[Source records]
__________________________________________________

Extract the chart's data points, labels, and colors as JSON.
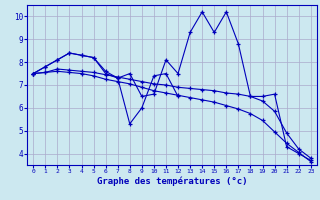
{
  "bg_color": "#cce8f0",
  "grid_color": "#aaaacc",
  "line_color": "#0000bb",
  "xlabel": "Graphe des températures (°c)",
  "xlim": [
    -0.5,
    23.5
  ],
  "ylim": [
    3.5,
    10.5
  ],
  "yticks": [
    4,
    5,
    6,
    7,
    8,
    9,
    10
  ],
  "xticks": [
    0,
    1,
    2,
    3,
    4,
    5,
    6,
    7,
    8,
    9,
    10,
    11,
    12,
    13,
    14,
    15,
    16,
    17,
    18,
    19,
    20,
    21,
    22,
    23
  ],
  "series": [
    [
      7.5,
      7.8,
      8.1,
      8.4,
      8.3,
      8.2,
      7.5,
      7.3,
      7.5,
      6.5,
      6.6,
      8.1,
      7.5,
      9.3,
      10.2,
      9.3,
      10.2,
      8.8,
      6.5,
      6.5,
      6.6,
      4.3,
      4.0,
      3.7
    ],
    [
      7.5,
      7.8,
      8.1,
      8.4,
      8.3,
      8.2,
      7.6,
      7.3,
      5.3,
      6.0,
      7.4,
      7.5,
      6.5,
      null,
      null,
      null,
      null,
      null,
      null,
      null,
      null,
      null,
      null,
      null
    ],
    [
      7.5,
      7.55,
      7.7,
      7.65,
      7.6,
      7.55,
      7.45,
      7.35,
      7.25,
      7.15,
      7.05,
      7.0,
      6.9,
      6.85,
      6.8,
      6.75,
      6.65,
      6.6,
      6.5,
      6.3,
      5.85,
      4.9,
      4.2,
      3.8
    ],
    [
      7.5,
      7.55,
      7.6,
      7.55,
      7.5,
      7.4,
      7.25,
      7.15,
      7.05,
      6.9,
      6.75,
      6.65,
      6.55,
      6.45,
      6.35,
      6.25,
      6.1,
      5.95,
      5.75,
      5.45,
      4.95,
      4.45,
      4.05,
      3.65
    ]
  ]
}
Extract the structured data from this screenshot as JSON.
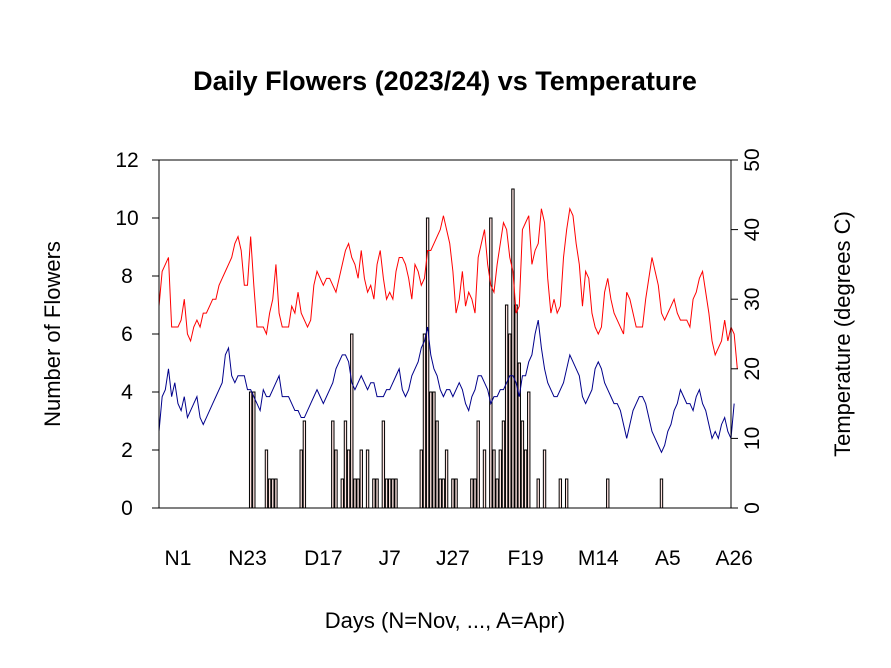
{
  "chart_data": {
    "type": "bar+line",
    "title": "Daily Flowers (2023/24) vs Temperature",
    "xlabel": "Days (N=Nov, ..., A=Apr)",
    "ylabel_left": "Number of Flowers",
    "ylabel_right": "Temperature (degrees C)",
    "ylim_left": [
      0,
      12
    ],
    "yticks_left": [
      "0",
      "2",
      "4",
      "6",
      "8",
      "10",
      "12"
    ],
    "ylim_right": [
      0,
      50
    ],
    "yticks_right": [
      "0",
      "10",
      "20",
      "30",
      "40",
      "50"
    ],
    "xlim": [
      1,
      182
    ],
    "xticks": [
      {
        "day": 7,
        "label": "N1"
      },
      {
        "day": 29,
        "label": "N23"
      },
      {
        "day": 53,
        "label": "D17"
      },
      {
        "day": 74,
        "label": "J7"
      },
      {
        "day": 94,
        "label": "J27"
      },
      {
        "day": 117,
        "label": "F19"
      },
      {
        "day": 140,
        "label": "M14"
      },
      {
        "day": 162,
        "label": "A5"
      },
      {
        "day": 183,
        "label": "A26"
      }
    ],
    "flowers": {
      "name": "Flowers",
      "color_fill": "#ffe4e1",
      "color_border": "#000000",
      "points": [
        [
          30,
          4
        ],
        [
          31,
          4
        ],
        [
          35,
          2
        ],
        [
          36,
          1
        ],
        [
          37,
          1
        ],
        [
          38,
          1
        ],
        [
          46,
          2
        ],
        [
          47,
          3
        ],
        [
          56,
          3
        ],
        [
          57,
          2
        ],
        [
          59,
          1
        ],
        [
          60,
          3
        ],
        [
          61,
          2
        ],
        [
          62,
          6
        ],
        [
          63,
          1
        ],
        [
          64,
          1
        ],
        [
          65,
          2
        ],
        [
          67,
          2
        ],
        [
          69,
          1
        ],
        [
          70,
          1
        ],
        [
          72,
          3
        ],
        [
          73,
          1
        ],
        [
          74,
          1
        ],
        [
          75,
          1
        ],
        [
          76,
          1
        ],
        [
          84,
          2
        ],
        [
          85,
          6
        ],
        [
          86,
          10
        ],
        [
          87,
          4
        ],
        [
          88,
          4
        ],
        [
          89,
          3
        ],
        [
          90,
          1
        ],
        [
          91,
          1
        ],
        [
          92,
          2
        ],
        [
          94,
          1
        ],
        [
          95,
          1
        ],
        [
          100,
          1
        ],
        [
          101,
          1
        ],
        [
          102,
          3
        ],
        [
          104,
          2
        ],
        [
          106,
          10
        ],
        [
          107,
          2
        ],
        [
          108,
          1
        ],
        [
          109,
          2
        ],
        [
          110,
          3
        ],
        [
          111,
          7
        ],
        [
          112,
          6
        ],
        [
          113,
          11
        ],
        [
          114,
          7
        ],
        [
          115,
          5
        ],
        [
          116,
          3
        ],
        [
          117,
          2
        ],
        [
          118,
          4
        ],
        [
          121,
          1
        ],
        [
          123,
          2
        ],
        [
          128,
          1
        ],
        [
          130,
          1
        ],
        [
          143,
          1
        ],
        [
          160,
          1
        ]
      ]
    },
    "series": [
      {
        "color": "#ff0000",
        "values": [
          29,
          34,
          35,
          36,
          26,
          26,
          26,
          27,
          30,
          25,
          24,
          26,
          27,
          26,
          28,
          28,
          29,
          30,
          30,
          32,
          33,
          34,
          35,
          36,
          38,
          39,
          37,
          32,
          32,
          39,
          32,
          26,
          26,
          26,
          25,
          28,
          30,
          35,
          28,
          26,
          26,
          26,
          29,
          28,
          31,
          28,
          27,
          26,
          27,
          32,
          34,
          33,
          32,
          33,
          33,
          32,
          31,
          33,
          35,
          37,
          38,
          36,
          35,
          33,
          37,
          33,
          31,
          32,
          30,
          35,
          37,
          33,
          30,
          31,
          30,
          34,
          36,
          36,
          35,
          33,
          30,
          35,
          34,
          32,
          33,
          37,
          37,
          38,
          39,
          40,
          42,
          40,
          38,
          34,
          28,
          30,
          34,
          29,
          31,
          30,
          28,
          36,
          38,
          40,
          35,
          32,
          31,
          35,
          38,
          41,
          40,
          36,
          34,
          28,
          29,
          40,
          41,
          42,
          35,
          37,
          38,
          43,
          41,
          33,
          28,
          30,
          28,
          29,
          36,
          40,
          43,
          42,
          38,
          35,
          29,
          34,
          33,
          28,
          26,
          25,
          26,
          31,
          33,
          30,
          28,
          27,
          26,
          25,
          31,
          30,
          28,
          26,
          26,
          26,
          30,
          33,
          36,
          34,
          32,
          28,
          27,
          28,
          29,
          30,
          28,
          27,
          27,
          27,
          26,
          30,
          31,
          33,
          34,
          31,
          28,
          24,
          22,
          23,
          24,
          27,
          24,
          26,
          25,
          20
        ]
      },
      {
        "color": "#00008b",
        "values": [
          11,
          16,
          17,
          20,
          16,
          18,
          15,
          14,
          16,
          13,
          14,
          15,
          16,
          13,
          12,
          13,
          14,
          15,
          16,
          17,
          18,
          22,
          23,
          19,
          18,
          19,
          19,
          19,
          17,
          17,
          16,
          15,
          14,
          17,
          16,
          16,
          17,
          18,
          19,
          16,
          16,
          16,
          15,
          14,
          14,
          13,
          13,
          14,
          15,
          16,
          17,
          16,
          15,
          16,
          17,
          18,
          20,
          21,
          22,
          22,
          21,
          18,
          17,
          18,
          19,
          18,
          17,
          18,
          18,
          16,
          16,
          16,
          17,
          17,
          18,
          19,
          20,
          17,
          16,
          17,
          19,
          20,
          21,
          23,
          24,
          26,
          22,
          20,
          19,
          17,
          16,
          17,
          17,
          16,
          17,
          18,
          17,
          15,
          14,
          16,
          17,
          19,
          19,
          18,
          17,
          15,
          16,
          16,
          17,
          17,
          18,
          19,
          19,
          18,
          16,
          19,
          19,
          21,
          22,
          25,
          27,
          23,
          20,
          18,
          17,
          16,
          16,
          17,
          18,
          20,
          22,
          21,
          20,
          19,
          16,
          15,
          16,
          17,
          20,
          21,
          20,
          18,
          17,
          16,
          15,
          15,
          14,
          12,
          10,
          12,
          14,
          15,
          16,
          16,
          15,
          13,
          11,
          10,
          9,
          8,
          9,
          11,
          12,
          14,
          15,
          17,
          16,
          15,
          15,
          14,
          16,
          17,
          15,
          14,
          12,
          10,
          11,
          10,
          12,
          13,
          11,
          10,
          15
        ]
      }
    ]
  }
}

__________________________________________________

— Written problem —
Look through the listing above. Pick out each line with "points" and copy it.

— Written response —
Extract the chart's data points, labels, and colors as JSON.
      "points": [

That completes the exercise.